>>>>
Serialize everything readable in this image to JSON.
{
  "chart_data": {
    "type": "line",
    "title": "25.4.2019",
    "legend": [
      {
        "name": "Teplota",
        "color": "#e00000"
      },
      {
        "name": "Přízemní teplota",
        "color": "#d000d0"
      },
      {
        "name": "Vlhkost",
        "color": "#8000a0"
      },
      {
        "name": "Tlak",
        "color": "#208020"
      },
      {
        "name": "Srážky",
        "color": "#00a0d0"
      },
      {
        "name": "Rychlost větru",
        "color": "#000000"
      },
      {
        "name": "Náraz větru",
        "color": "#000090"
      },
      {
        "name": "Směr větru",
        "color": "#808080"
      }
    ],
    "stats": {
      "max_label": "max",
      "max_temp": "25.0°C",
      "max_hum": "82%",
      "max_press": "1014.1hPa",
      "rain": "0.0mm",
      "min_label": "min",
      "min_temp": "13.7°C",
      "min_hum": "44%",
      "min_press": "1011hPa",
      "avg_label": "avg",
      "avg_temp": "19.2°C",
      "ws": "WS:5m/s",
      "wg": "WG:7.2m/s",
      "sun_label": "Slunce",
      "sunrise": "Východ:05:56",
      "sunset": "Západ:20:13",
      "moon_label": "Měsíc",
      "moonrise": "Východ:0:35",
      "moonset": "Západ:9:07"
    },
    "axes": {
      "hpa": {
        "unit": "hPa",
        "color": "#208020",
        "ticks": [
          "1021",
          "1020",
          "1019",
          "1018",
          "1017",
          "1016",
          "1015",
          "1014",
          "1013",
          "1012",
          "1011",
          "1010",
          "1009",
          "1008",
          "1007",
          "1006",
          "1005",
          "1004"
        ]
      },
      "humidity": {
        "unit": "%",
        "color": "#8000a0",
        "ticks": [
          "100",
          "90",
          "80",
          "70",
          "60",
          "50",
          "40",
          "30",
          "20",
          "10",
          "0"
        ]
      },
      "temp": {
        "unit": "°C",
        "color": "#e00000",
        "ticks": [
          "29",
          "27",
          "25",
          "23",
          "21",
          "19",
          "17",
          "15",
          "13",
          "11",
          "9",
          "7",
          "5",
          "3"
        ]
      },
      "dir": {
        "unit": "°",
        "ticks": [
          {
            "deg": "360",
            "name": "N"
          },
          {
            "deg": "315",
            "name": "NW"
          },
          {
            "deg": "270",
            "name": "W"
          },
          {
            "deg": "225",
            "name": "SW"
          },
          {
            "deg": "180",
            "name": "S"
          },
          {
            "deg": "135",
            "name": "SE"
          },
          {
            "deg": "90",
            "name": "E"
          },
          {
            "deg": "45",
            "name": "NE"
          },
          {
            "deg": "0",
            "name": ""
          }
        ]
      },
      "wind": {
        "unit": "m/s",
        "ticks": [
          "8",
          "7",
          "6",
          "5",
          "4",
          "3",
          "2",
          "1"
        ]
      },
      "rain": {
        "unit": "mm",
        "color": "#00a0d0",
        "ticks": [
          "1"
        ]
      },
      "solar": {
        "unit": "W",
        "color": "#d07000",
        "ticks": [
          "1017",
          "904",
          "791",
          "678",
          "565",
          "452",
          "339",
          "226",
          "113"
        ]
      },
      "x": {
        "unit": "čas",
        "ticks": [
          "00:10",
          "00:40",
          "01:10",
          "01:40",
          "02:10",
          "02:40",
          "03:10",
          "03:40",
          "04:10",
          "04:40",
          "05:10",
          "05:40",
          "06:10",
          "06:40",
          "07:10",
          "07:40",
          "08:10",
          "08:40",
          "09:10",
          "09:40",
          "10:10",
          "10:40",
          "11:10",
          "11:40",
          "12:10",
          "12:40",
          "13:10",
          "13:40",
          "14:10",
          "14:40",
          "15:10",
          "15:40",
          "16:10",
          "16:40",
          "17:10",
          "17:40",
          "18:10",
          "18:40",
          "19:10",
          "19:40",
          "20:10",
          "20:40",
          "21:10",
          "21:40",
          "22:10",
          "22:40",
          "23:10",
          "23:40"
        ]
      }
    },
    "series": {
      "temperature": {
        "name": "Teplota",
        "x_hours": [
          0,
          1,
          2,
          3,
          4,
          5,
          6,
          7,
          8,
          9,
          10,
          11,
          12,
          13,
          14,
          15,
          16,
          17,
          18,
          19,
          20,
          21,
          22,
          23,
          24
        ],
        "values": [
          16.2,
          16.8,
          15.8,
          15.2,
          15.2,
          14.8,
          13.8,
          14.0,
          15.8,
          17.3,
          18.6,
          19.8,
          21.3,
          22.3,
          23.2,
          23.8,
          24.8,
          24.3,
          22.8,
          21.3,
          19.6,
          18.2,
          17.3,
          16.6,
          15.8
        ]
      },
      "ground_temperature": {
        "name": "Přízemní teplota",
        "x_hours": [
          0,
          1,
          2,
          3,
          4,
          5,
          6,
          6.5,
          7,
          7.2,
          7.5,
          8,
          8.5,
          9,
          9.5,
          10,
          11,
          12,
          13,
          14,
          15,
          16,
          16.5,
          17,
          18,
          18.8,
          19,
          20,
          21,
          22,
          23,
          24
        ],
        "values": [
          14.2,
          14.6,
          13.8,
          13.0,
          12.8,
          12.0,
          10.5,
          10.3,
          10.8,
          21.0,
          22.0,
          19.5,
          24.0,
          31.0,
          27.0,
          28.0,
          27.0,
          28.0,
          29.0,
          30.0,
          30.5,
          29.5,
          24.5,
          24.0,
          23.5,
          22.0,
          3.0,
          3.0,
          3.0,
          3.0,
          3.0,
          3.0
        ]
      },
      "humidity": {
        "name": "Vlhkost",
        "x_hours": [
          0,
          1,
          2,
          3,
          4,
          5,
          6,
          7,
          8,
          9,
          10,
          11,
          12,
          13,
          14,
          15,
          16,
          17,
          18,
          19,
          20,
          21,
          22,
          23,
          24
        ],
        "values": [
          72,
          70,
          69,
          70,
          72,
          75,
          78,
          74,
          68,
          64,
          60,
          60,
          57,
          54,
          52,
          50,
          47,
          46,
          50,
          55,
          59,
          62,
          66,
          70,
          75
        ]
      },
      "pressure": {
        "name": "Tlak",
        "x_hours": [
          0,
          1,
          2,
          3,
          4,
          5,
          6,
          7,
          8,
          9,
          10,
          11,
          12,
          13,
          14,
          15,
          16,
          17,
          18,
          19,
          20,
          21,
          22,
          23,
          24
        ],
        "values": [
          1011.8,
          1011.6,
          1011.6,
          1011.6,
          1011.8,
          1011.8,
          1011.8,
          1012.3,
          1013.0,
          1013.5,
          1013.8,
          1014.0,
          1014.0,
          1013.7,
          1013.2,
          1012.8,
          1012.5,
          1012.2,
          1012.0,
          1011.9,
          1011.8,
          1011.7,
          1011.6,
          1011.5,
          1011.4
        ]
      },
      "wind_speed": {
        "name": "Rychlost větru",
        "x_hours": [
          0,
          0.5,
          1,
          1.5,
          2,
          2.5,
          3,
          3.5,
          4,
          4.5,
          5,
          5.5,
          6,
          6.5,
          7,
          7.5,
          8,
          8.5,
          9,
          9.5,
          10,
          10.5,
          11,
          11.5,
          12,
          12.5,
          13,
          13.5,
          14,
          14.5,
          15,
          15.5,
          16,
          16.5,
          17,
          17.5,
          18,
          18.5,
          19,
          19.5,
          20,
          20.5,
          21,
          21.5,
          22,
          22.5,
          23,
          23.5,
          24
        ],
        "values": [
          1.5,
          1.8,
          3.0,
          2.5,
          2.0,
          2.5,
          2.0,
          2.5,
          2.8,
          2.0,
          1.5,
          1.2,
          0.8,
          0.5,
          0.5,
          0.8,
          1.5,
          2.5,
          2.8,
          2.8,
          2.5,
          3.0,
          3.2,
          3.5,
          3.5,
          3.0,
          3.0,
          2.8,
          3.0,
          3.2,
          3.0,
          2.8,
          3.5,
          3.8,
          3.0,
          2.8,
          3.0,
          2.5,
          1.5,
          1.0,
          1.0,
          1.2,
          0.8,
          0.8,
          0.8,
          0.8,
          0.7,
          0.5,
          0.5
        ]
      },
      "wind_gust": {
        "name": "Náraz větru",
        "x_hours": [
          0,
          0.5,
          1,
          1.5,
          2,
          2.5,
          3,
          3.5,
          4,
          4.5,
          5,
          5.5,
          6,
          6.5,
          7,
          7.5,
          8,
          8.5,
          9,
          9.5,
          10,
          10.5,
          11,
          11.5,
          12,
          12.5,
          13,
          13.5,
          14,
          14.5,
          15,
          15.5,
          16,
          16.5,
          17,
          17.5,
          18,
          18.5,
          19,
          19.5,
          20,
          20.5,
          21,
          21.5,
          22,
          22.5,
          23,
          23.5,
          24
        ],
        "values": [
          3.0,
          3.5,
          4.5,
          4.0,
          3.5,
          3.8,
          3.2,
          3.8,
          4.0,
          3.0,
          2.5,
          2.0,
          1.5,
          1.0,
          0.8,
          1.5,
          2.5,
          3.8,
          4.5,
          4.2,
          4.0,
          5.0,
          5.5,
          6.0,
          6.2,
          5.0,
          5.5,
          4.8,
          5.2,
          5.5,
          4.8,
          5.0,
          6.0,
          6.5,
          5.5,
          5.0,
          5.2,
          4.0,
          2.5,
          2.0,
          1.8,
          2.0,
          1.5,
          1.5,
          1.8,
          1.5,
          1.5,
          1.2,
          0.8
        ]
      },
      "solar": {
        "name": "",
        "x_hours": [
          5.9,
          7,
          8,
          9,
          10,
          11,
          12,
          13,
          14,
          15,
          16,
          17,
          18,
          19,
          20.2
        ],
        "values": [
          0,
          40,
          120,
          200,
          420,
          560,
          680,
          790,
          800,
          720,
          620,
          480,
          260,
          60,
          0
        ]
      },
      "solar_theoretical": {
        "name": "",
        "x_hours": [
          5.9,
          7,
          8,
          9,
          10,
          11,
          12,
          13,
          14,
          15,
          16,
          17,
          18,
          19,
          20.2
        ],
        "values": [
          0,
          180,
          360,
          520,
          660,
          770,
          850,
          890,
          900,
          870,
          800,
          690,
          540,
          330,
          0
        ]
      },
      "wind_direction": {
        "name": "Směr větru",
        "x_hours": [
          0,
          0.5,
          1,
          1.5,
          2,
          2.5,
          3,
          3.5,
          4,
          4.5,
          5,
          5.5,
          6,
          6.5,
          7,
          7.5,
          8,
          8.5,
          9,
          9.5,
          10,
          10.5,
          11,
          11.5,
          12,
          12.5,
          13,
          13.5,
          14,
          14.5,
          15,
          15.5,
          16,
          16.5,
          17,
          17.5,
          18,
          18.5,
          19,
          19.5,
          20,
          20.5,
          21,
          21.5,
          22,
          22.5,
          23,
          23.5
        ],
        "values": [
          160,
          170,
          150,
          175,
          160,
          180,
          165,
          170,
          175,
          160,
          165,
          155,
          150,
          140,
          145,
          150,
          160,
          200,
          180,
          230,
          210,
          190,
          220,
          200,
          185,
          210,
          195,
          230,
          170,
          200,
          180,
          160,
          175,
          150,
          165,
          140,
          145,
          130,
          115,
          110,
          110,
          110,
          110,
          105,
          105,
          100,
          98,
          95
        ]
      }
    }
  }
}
<<<<
*EXERCISE REQUIREMENTS*: Locate all lines that include the word "Západ" and copy them out.

*SOLUTION*:
      "sunset": "Západ:20:13",
      "moonset": "Západ:9:07"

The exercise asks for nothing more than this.